===== Supplied records

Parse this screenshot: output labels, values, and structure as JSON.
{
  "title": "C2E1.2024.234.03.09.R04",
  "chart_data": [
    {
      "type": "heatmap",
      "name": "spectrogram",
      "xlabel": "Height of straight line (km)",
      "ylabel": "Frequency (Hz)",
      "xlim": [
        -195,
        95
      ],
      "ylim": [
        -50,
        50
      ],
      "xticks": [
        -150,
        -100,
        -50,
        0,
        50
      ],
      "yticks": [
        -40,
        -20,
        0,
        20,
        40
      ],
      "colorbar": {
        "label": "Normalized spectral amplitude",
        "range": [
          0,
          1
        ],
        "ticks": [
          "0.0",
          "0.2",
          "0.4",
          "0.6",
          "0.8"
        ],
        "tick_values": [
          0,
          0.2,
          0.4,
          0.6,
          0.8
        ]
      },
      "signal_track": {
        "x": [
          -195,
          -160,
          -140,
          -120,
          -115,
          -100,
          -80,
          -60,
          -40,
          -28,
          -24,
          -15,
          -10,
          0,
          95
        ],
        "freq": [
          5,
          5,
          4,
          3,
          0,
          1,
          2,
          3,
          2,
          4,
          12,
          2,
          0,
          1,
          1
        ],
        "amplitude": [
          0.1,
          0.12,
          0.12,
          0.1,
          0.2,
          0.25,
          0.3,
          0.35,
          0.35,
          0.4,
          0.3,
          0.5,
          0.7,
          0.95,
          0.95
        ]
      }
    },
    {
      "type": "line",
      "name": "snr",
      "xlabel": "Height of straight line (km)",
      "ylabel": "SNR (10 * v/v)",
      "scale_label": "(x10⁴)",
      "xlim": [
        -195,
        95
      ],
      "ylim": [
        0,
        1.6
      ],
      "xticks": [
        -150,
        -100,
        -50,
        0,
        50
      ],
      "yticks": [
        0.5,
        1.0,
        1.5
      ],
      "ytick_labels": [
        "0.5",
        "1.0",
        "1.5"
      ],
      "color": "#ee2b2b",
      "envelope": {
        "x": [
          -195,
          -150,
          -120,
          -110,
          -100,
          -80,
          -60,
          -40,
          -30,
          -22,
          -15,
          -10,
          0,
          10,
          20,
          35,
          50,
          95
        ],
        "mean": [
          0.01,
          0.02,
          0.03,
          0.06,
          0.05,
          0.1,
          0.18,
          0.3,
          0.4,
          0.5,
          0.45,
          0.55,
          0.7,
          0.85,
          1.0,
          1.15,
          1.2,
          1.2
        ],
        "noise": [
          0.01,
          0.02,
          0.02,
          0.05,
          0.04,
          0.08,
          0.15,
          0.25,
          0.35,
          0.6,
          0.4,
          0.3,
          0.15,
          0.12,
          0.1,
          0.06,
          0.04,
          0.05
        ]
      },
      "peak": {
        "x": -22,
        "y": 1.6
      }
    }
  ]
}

==========

Stated goal>
Write the material out again word for word.

Worked solution>
Parse this screenshot: output labels, values, and structure as JSON.
{
  "title": "C2E1.2024.234.03.09.R04",
  "chart_data": [
    {
      "type": "heatmap",
      "name": "spectrogram",
      "xlabel": "Height of straight line (km)",
      "ylabel": "Frequency (Hz)",
      "xlim": [
        -195,
        95
      ],
      "ylim": [
        -50,
        50
      ],
      "xticks": [
        -150,
        -100,
        -50,
        0,
        50
      ],
      "yticks": [
        -40,
        -20,
        0,
        20,
        40
      ],
      "colorbar": {
        "label": "Normalized spectral amplitude",
        "range": [
          0,
          1
        ],
        "ticks": [
          "0.0",
          "0.2",
          "0.4",
          "0.6",
          "0.8"
        ],
        "tick_values": [
          0,
          0.2,
          0.4,
          0.6,
          0.8
        ]
      },
      "signal_track": {
        "x": [
          -195,
          -160,
          -140,
          -120,
          -115,
          -100,
          -80,
          -60,
          -40,
          -28,
          -24,
          -15,
          -10,
          0,
          95
        ],
        "freq": [
          5,
          5,
          4,
          3,
          0,
          1,
          2,
          3,
          2,
          4,
          12,
          2,
          0,
          1,
          1
        ],
        "amplitude": [
          0.1,
          0.12,
          0.12,
          0.1,
          0.2,
          0.25,
          0.3,
          0.35,
          0.35,
          0.4,
          0.3,
          0.5,
          0.7,
          0.95,
          0.95
        ]
      }
    },
    {
      "type": "line",
      "name": "snr",
      "xlabel": "Height of straight line (km)",
      "ylabel": "SNR (10 * v/v)",
      "scale_label": "(x10⁴)",
      "xlim": [
        -195,
        95
      ],
      "ylim": [
        0,
        1.6
      ],
      "xticks": [
        -150,
        -100,
        -50,
        0,
        50
      ],
      "yticks": [
        0.5,
        1.0,
        1.5
      ],
      "ytick_labels": [
        "0.5",
        "1.0",
        "1.5"
      ],
      "color": "#ee2b2b",
      "envelope": {
        "x": [
          -195,
          -150,
          -120,
          -110,
          -100,
          -80,
          -60,
          -40,
          -30,
          -22,
          -15,
          -10,
          0,
          10,
          20,
          35,
          50,
          95
        ],
        "mean": [
          0.01,
          0.02,
          0.03,
          0.06,
          0.05,
          0.1,
          0.18,
          0.3,
          0.4,
          0.5,
          0.45,
          0.55,
          0.7,
          0.85,
          1.0,
          1.15,
          1.2,
          1.2
        ],
        "noise": [
          0.01,
          0.02,
          0.02,
          0.05,
          0.04,
          0.08,
          0.15,
          0.25,
          0.35,
          0.6,
          0.4,
          0.3,
          0.15,
          0.12,
          0.1,
          0.06,
          0.04,
          0.05
        ]
      },
      "peak": {
        "x": -22,
        "y": 1.6
      }
    }
  ]
}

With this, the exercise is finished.